§ **Supplied records**
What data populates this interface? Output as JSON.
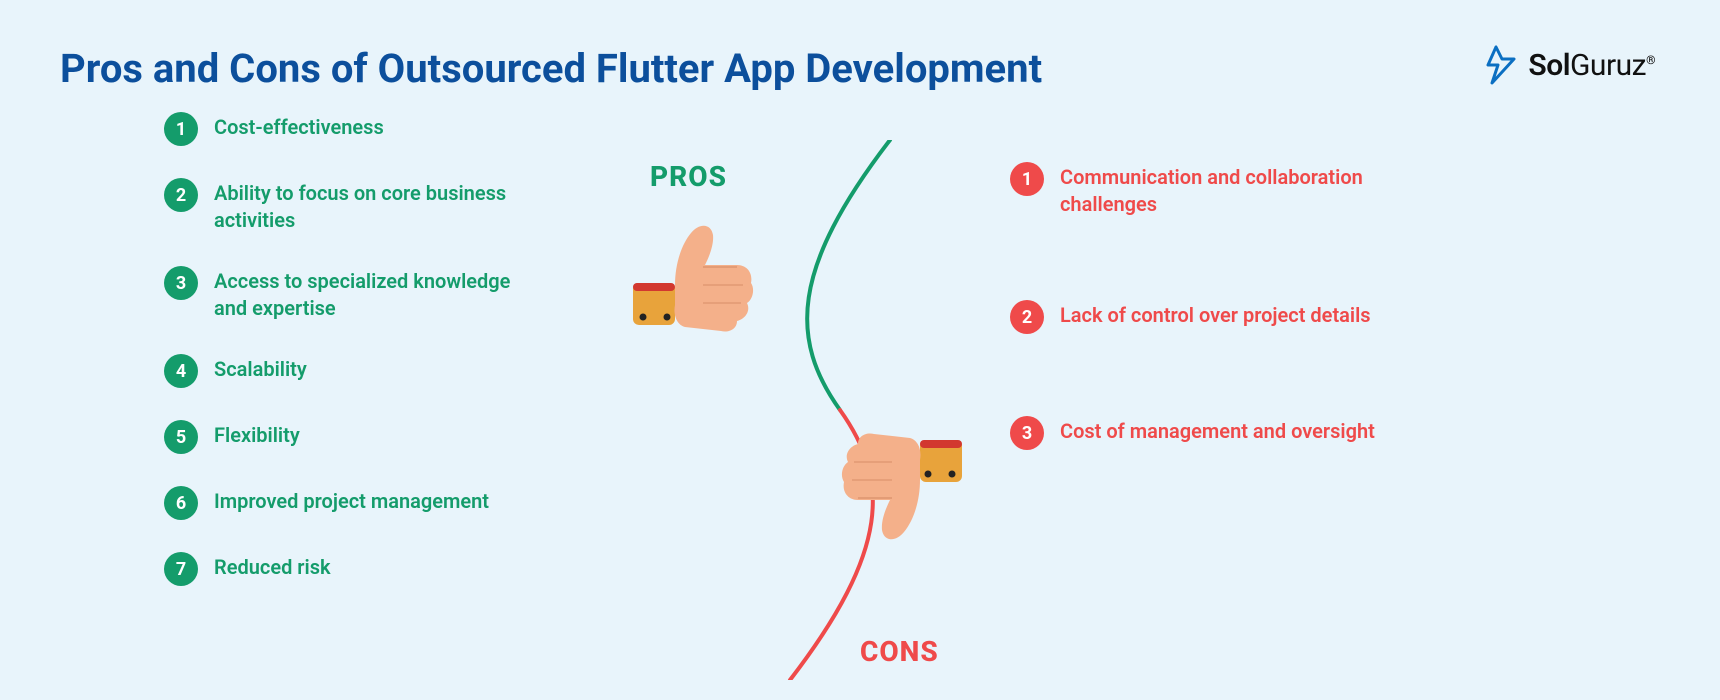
{
  "title": "Pros and Cons of Outsourced Flutter App Development",
  "brand": {
    "name1": "Sol",
    "name2": "Guruz",
    "reg": "®"
  },
  "labels": {
    "pros": "PROS",
    "cons": "CONS"
  },
  "pros": [
    {
      "num": "1",
      "text": "Cost-effectiveness"
    },
    {
      "num": "2",
      "text": "Ability to focus on core business activities"
    },
    {
      "num": "3",
      "text": "Access to specialized knowledge and expertise"
    },
    {
      "num": "4",
      "text": "Scalability"
    },
    {
      "num": "5",
      "text": "Flexibility"
    },
    {
      "num": "6",
      "text": "Improved project management"
    },
    {
      "num": "7",
      "text": "Reduced risk"
    }
  ],
  "cons": [
    {
      "num": "1",
      "text": "Communication and collaboration challenges"
    },
    {
      "num": "2",
      "text": "Lack of control over project details"
    },
    {
      "num": "3",
      "text": "Cost of management and oversight"
    }
  ],
  "colors": {
    "green": "#149c6b",
    "red": "#ef4a4a",
    "title": "#0c4f9c"
  }
}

§ **Stated problem**
Leave the pictures out, and transcribe each of the records exactly.

§ **Finished task**
What data populates this interface? Output as JSON.
{
  "title": "Pros and Cons of Outsourced Flutter App Development",
  "brand": {
    "name1": "Sol",
    "name2": "Guruz",
    "reg": "®"
  },
  "labels": {
    "pros": "PROS",
    "cons": "CONS"
  },
  "pros": [
    {
      "num": "1",
      "text": "Cost-effectiveness"
    },
    {
      "num": "2",
      "text": "Ability to focus on core business activities"
    },
    {
      "num": "3",
      "text": "Access to specialized knowledge and expertise"
    },
    {
      "num": "4",
      "text": "Scalability"
    },
    {
      "num": "5",
      "text": "Flexibility"
    },
    {
      "num": "6",
      "text": "Improved project management"
    },
    {
      "num": "7",
      "text": "Reduced risk"
    }
  ],
  "cons": [
    {
      "num": "1",
      "text": "Communication and collaboration challenges"
    },
    {
      "num": "2",
      "text": "Lack of control over project details"
    },
    {
      "num": "3",
      "text": "Cost of management and oversight"
    }
  ],
  "colors": {
    "green": "#149c6b",
    "red": "#ef4a4a",
    "title": "#0c4f9c"
  }
}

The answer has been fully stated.